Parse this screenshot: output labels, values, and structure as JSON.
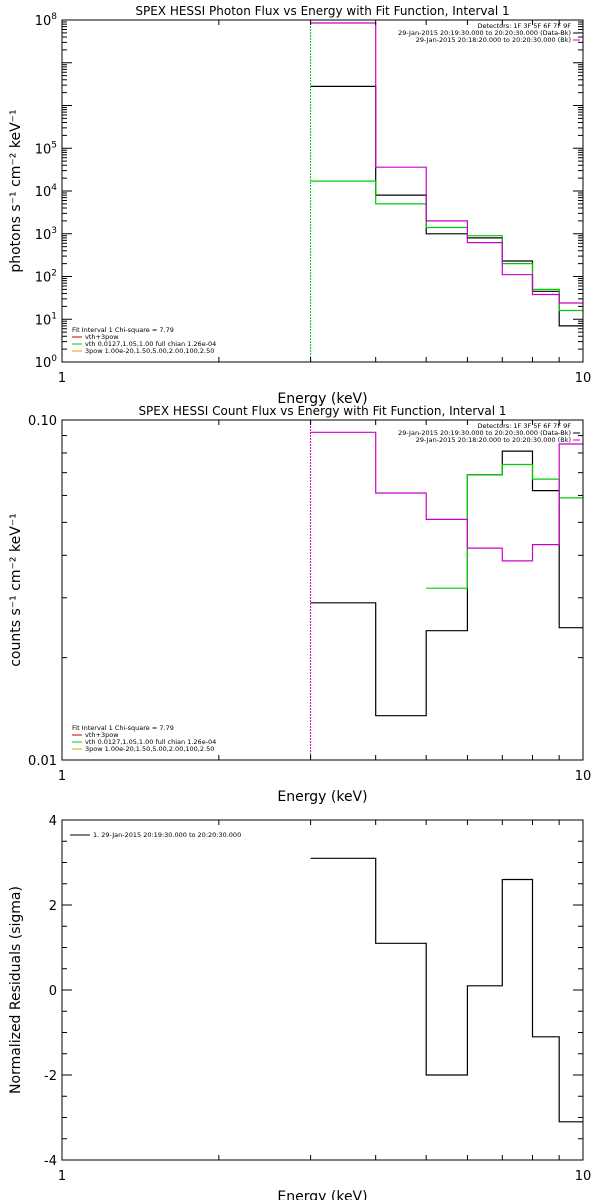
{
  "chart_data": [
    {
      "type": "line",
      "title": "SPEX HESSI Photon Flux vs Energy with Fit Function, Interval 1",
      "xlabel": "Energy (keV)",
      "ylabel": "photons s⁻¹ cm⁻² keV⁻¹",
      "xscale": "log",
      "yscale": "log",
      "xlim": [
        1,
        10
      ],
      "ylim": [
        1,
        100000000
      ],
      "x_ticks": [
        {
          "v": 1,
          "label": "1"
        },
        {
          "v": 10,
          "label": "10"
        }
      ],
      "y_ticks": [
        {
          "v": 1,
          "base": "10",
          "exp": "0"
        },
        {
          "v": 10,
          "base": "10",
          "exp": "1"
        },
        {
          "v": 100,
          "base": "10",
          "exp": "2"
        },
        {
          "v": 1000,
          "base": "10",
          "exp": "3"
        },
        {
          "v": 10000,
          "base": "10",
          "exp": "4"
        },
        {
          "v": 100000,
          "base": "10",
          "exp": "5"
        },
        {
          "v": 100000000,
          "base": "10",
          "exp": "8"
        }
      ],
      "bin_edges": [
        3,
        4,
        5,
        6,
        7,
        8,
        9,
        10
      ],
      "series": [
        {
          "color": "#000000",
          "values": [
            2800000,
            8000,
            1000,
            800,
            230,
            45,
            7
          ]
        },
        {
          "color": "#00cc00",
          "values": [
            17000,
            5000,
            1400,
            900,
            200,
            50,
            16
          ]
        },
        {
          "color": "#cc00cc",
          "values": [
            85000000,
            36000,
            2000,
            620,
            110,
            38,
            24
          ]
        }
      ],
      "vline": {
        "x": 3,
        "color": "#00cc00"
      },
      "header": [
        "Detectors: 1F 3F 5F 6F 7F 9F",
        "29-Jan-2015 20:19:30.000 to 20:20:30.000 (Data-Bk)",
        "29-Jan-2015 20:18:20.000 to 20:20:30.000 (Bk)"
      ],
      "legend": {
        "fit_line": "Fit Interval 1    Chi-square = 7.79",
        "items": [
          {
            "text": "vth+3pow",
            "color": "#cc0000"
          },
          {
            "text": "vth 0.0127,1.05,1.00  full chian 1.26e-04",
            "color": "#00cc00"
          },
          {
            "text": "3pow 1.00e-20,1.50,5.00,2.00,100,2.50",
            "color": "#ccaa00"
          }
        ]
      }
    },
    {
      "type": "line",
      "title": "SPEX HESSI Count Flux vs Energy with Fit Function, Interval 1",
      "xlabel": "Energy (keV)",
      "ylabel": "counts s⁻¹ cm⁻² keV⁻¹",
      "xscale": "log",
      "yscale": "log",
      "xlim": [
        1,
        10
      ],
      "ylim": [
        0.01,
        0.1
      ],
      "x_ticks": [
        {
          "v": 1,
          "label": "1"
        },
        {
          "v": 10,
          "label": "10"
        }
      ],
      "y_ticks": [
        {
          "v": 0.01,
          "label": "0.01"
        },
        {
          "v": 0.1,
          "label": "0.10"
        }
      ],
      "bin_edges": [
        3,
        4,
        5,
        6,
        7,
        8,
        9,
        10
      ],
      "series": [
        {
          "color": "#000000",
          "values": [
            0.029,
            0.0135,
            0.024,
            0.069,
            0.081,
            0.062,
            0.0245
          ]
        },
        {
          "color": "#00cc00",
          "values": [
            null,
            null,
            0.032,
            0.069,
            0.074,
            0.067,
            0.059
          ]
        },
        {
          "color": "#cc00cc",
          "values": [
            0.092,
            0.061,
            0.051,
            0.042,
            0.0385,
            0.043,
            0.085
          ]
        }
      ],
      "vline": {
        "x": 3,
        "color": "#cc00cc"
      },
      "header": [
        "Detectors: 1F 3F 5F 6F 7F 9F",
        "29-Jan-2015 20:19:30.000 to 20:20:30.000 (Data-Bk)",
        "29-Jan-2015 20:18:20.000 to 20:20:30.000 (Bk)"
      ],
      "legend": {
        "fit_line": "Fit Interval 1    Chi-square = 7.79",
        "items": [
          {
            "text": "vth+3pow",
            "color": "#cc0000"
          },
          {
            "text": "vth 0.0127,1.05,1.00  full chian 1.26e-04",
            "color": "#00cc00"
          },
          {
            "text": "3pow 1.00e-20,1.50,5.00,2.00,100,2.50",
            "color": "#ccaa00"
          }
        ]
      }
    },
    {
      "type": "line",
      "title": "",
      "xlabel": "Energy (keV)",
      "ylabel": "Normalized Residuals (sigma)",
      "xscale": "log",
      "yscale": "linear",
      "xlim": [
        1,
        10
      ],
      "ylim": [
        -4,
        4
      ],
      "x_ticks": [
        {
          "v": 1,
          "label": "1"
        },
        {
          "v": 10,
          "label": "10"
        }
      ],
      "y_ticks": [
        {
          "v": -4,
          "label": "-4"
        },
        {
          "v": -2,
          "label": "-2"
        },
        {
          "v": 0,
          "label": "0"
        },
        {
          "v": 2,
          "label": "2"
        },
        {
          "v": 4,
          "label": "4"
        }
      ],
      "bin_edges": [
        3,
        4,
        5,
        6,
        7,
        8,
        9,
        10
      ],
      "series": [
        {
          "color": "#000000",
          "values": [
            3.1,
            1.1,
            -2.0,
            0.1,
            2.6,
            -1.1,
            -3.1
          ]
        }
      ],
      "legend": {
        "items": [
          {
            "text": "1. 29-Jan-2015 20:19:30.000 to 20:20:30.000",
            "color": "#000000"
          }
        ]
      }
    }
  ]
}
————
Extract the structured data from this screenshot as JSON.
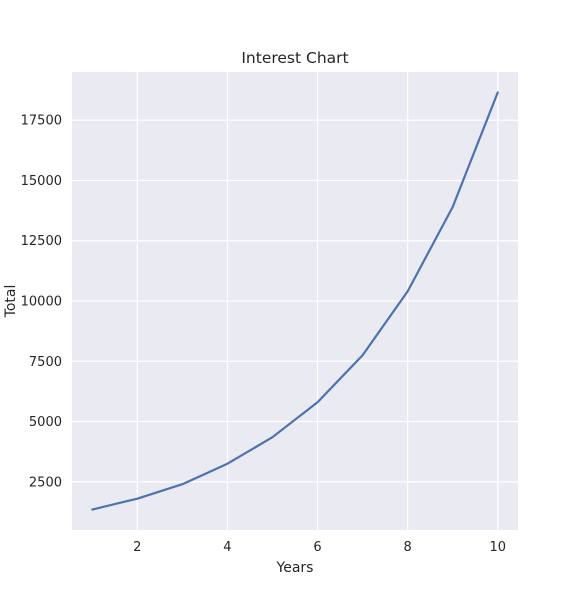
————
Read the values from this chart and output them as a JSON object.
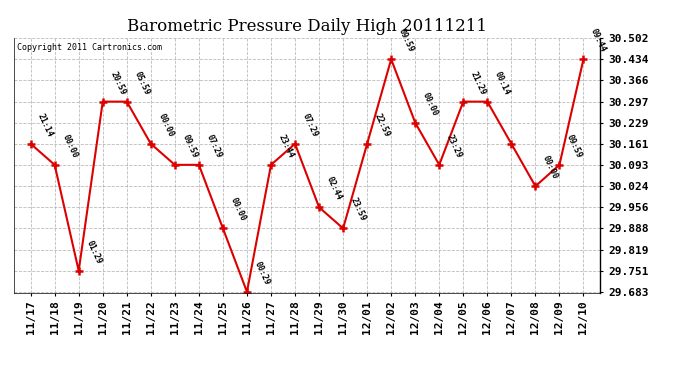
————
• [YOUR GOAL] Which lines of the data include "from"? Copy each of them.

• [SOLUTION FOR THIS TASK]
Extract the structured data from this screenshot as JSON.
Read the values from this chart and output them as a JSON object.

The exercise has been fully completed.